[Dataset records]

──────

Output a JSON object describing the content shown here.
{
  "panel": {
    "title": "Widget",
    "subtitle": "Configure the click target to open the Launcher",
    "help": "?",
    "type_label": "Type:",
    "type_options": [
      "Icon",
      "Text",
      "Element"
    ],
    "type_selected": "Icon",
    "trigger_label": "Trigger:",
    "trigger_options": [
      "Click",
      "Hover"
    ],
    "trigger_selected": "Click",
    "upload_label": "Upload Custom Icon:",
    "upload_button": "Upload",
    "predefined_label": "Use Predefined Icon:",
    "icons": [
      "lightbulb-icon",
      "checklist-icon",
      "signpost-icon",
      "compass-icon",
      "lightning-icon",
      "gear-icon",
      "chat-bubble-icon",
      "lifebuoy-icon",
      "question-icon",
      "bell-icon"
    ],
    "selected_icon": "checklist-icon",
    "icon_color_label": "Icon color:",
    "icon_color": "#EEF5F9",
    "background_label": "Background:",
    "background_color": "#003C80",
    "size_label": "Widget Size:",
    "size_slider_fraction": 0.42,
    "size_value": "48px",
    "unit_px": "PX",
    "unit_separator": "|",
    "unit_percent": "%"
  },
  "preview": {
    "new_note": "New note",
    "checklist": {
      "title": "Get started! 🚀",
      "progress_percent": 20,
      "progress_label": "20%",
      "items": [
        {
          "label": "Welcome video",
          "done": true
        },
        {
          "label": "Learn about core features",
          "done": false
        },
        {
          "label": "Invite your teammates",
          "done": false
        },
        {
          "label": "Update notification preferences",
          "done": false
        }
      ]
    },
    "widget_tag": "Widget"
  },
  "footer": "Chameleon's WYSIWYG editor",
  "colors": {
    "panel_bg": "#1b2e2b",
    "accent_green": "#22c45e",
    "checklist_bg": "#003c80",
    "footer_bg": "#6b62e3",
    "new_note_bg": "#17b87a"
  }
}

──────

§ **Given instruction**
Copy out all of the data exactly, leaving nothing out.

§ **Answer for this exercise**
Output a JSON object describing the content shown here.
{
  "panel": {
    "title": "Widget",
    "subtitle": "Configure the click target to open the Launcher",
    "help": "?",
    "type_label": "Type:",
    "type_options": [
      "Icon",
      "Text",
      "Element"
    ],
    "type_selected": "Icon",
    "trigger_label": "Trigger:",
    "trigger_options": [
      "Click",
      "Hover"
    ],
    "trigger_selected": "Click",
    "upload_label": "Upload Custom Icon:",
    "upload_button": "Upload",
    "predefined_label": "Use Predefined Icon:",
    "icons": [
      "lightbulb-icon",
      "checklist-icon",
      "signpost-icon",
      "compass-icon",
      "lightning-icon",
      "gear-icon",
      "chat-bubble-icon",
      "lifebuoy-icon",
      "question-icon",
      "bell-icon"
    ],
    "selected_icon": "checklist-icon",
    "icon_color_label": "Icon color:",
    "icon_color": "#EEF5F9",
    "background_label": "Background:",
    "background_color": "#003C80",
    "size_label": "Widget Size:",
    "size_slider_fraction": 0.42,
    "size_value": "48px",
    "unit_px": "PX",
    "unit_separator": "|",
    "unit_percent": "%"
  },
  "preview": {
    "new_note": "New note",
    "checklist": {
      "title": "Get started! 🚀",
      "progress_percent": 20,
      "progress_label": "20%",
      "items": [
        {
          "label": "Welcome video",
          "done": true
        },
        {
          "label": "Learn about core features",
          "done": false
        },
        {
          "label": "Invite your teammates",
          "done": false
        },
        {
          "label": "Update notification preferences",
          "done": false
        }
      ]
    },
    "widget_tag": "Widget"
  },
  "footer": "Chameleon's WYSIWYG editor",
  "colors": {
    "panel_bg": "#1b2e2b",
    "accent_green": "#22c45e",
    "checklist_bg": "#003c80",
    "footer_bg": "#6b62e3",
    "new_note_bg": "#17b87a"
  }
}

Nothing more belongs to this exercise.